> **WHAT TO WORK ON**
Output each line exactly as it appears, skipping any embedded picture.

> **GIVEN DATA**
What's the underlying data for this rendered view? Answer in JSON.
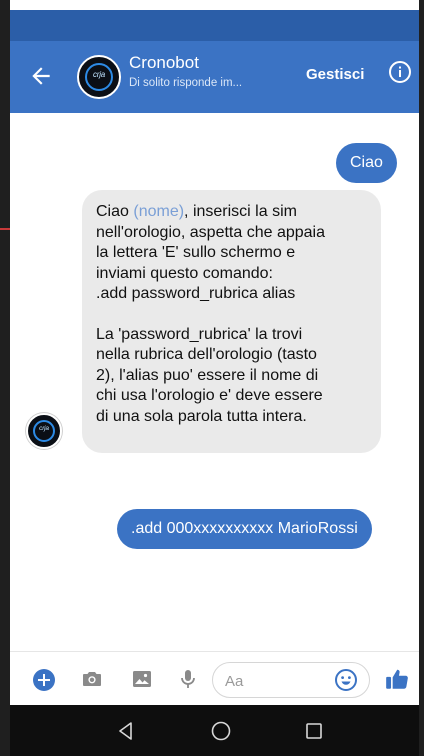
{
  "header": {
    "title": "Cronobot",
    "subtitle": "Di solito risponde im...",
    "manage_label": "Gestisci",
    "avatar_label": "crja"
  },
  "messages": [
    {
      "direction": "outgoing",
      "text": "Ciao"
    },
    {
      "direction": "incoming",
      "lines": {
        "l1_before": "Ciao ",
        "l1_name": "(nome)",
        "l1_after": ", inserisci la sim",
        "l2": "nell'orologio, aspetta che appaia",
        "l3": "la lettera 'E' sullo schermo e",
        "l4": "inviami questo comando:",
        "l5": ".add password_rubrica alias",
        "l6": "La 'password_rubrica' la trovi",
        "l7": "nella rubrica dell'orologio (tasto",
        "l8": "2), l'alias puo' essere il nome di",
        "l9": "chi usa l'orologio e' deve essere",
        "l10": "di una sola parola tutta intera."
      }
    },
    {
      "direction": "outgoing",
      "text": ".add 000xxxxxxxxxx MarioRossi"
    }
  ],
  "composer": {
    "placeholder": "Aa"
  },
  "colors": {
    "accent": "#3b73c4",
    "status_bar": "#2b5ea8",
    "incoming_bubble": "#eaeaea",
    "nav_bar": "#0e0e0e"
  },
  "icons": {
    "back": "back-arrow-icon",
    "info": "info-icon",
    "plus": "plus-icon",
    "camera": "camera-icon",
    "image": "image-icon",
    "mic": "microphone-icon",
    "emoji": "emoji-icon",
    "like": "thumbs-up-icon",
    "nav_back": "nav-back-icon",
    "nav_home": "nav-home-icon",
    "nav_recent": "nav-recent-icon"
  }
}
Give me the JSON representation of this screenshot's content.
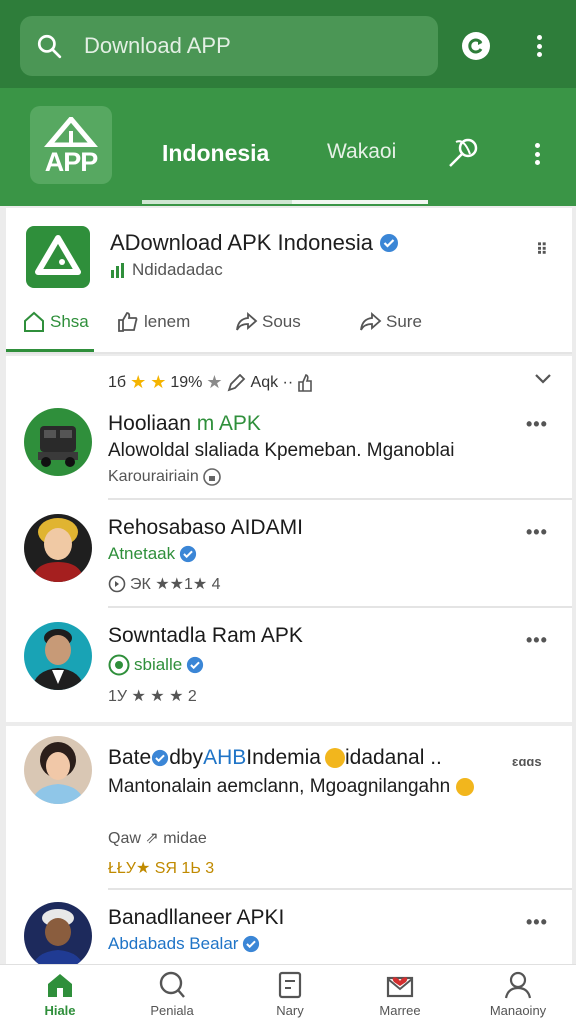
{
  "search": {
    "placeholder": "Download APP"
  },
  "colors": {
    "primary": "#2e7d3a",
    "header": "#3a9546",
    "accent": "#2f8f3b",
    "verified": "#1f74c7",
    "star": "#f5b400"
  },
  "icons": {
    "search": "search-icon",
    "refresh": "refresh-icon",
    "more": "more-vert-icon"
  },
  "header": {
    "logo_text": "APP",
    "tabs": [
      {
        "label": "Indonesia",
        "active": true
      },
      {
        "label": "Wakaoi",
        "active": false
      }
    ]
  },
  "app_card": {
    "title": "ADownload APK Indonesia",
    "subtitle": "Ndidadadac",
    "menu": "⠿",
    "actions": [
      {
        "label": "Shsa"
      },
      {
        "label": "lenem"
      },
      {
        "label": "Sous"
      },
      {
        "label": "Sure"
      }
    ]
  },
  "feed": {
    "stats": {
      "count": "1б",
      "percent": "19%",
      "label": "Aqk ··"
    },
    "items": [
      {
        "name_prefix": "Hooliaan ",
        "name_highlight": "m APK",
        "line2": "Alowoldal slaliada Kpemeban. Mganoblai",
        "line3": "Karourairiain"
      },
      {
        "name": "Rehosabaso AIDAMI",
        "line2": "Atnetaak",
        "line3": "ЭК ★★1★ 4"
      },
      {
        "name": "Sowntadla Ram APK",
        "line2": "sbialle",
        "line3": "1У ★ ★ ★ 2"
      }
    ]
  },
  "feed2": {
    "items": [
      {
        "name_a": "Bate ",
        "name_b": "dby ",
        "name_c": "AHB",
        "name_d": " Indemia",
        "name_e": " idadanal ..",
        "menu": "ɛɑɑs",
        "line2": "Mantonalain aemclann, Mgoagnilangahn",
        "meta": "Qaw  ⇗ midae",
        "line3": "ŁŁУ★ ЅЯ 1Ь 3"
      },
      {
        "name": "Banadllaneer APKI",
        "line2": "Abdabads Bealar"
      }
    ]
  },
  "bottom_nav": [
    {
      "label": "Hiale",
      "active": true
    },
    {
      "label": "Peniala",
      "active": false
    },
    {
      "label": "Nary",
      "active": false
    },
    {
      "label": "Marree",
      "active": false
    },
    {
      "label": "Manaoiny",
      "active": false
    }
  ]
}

> **COMPLETE OUTPUT**
What's the underlying data for this rendered view? Answer in JSON.
{
  "header": {
    "title": "Cronobot",
    "subtitle": "Di solito risponde im...",
    "manage_label": "Gestisci",
    "avatar_label": "crja"
  },
  "messages": [
    {
      "direction": "outgoing",
      "text": "Ciao"
    },
    {
      "direction": "incoming",
      "lines": {
        "l1_before": "Ciao ",
        "l1_name": "(nome)",
        "l1_after": ", inserisci la sim",
        "l2": "nell'orologio, aspetta che appaia",
        "l3": "la lettera 'E' sullo schermo e",
        "l4": "inviami questo comando:",
        "l5": ".add password_rubrica alias",
        "l6": "La 'password_rubrica' la trovi",
        "l7": "nella rubrica dell'orologio (tasto",
        "l8": "2), l'alias puo' essere il nome di",
        "l9": "chi usa l'orologio e' deve essere",
        "l10": "di una sola parola tutta intera."
      }
    },
    {
      "direction": "outgoing",
      "text": ".add 000xxxxxxxxxx MarioRossi"
    }
  ],
  "composer": {
    "placeholder": "Aa"
  },
  "colors": {
    "accent": "#3b73c4",
    "status_bar": "#2b5ea8",
    "incoming_bubble": "#eaeaea",
    "nav_bar": "#0e0e0e"
  },
  "icons": {
    "back": "back-arrow-icon",
    "info": "info-icon",
    "plus": "plus-icon",
    "camera": "camera-icon",
    "image": "image-icon",
    "mic": "microphone-icon",
    "emoji": "emoji-icon",
    "like": "thumbs-up-icon",
    "nav_back": "nav-back-icon",
    "nav_home": "nav-home-icon",
    "nav_recent": "nav-recent-icon"
  }
}
Give me the JSON representation of this screenshot's content.
{
  "search": {
    "placeholder": "Download APP"
  },
  "colors": {
    "primary": "#2e7d3a",
    "header": "#3a9546",
    "accent": "#2f8f3b",
    "verified": "#1f74c7",
    "star": "#f5b400"
  },
  "icons": {
    "search": "search-icon",
    "refresh": "refresh-icon",
    "more": "more-vert-icon"
  },
  "header": {
    "logo_text": "APP",
    "tabs": [
      {
        "label": "Indonesia",
        "active": true
      },
      {
        "label": "Wakaoi",
        "active": false
      }
    ]
  },
  "app_card": {
    "title": "ADownload APK Indonesia",
    "subtitle": "Ndidadadac",
    "menu": "⠿",
    "actions": [
      {
        "label": "Shsa"
      },
      {
        "label": "lenem"
      },
      {
        "label": "Sous"
      },
      {
        "label": "Sure"
      }
    ]
  },
  "feed": {
    "stats": {
      "count": "1б",
      "percent": "19%",
      "label": "Aqk ··"
    },
    "items": [
      {
        "name_prefix": "Hooliaan ",
        "name_highlight": "m APK",
        "line2": "Alowoldal slaliada Kpemeban. Mganoblai",
        "line3": "Karourairiain"
      },
      {
        "name": "Rehosabaso AIDAMI",
        "line2": "Atnetaak",
        "line3": "ЭК ★★1★ 4"
      },
      {
        "name": "Sowntadla Ram APK",
        "line2": "sbialle",
        "line3": "1У ★ ★ ★ 2"
      }
    ]
  },
  "feed2": {
    "items": [
      {
        "name_a": "Bate ",
        "name_b": "dby ",
        "name_c": "AHB",
        "name_d": " Indemia",
        "name_e": " idadanal ..",
        "menu": "ɛɑɑs",
        "line2": "Mantonalain aemclann, Mgoagnilangahn",
        "meta": "Qaw  ⇗ midae",
        "line3": "ŁŁУ★ ЅЯ 1Ь 3"
      },
      {
        "name": "Banadllaneer APKI",
        "line2": "Abdabads Bealar"
      }
    ]
  },
  "bottom_nav": [
    {
      "label": "Hiale",
      "active": true
    },
    {
      "label": "Peniala",
      "active": false
    },
    {
      "label": "Nary",
      "active": false
    },
    {
      "label": "Marree",
      "active": false
    },
    {
      "label": "Manaoiny",
      "active": false
    }
  ]
}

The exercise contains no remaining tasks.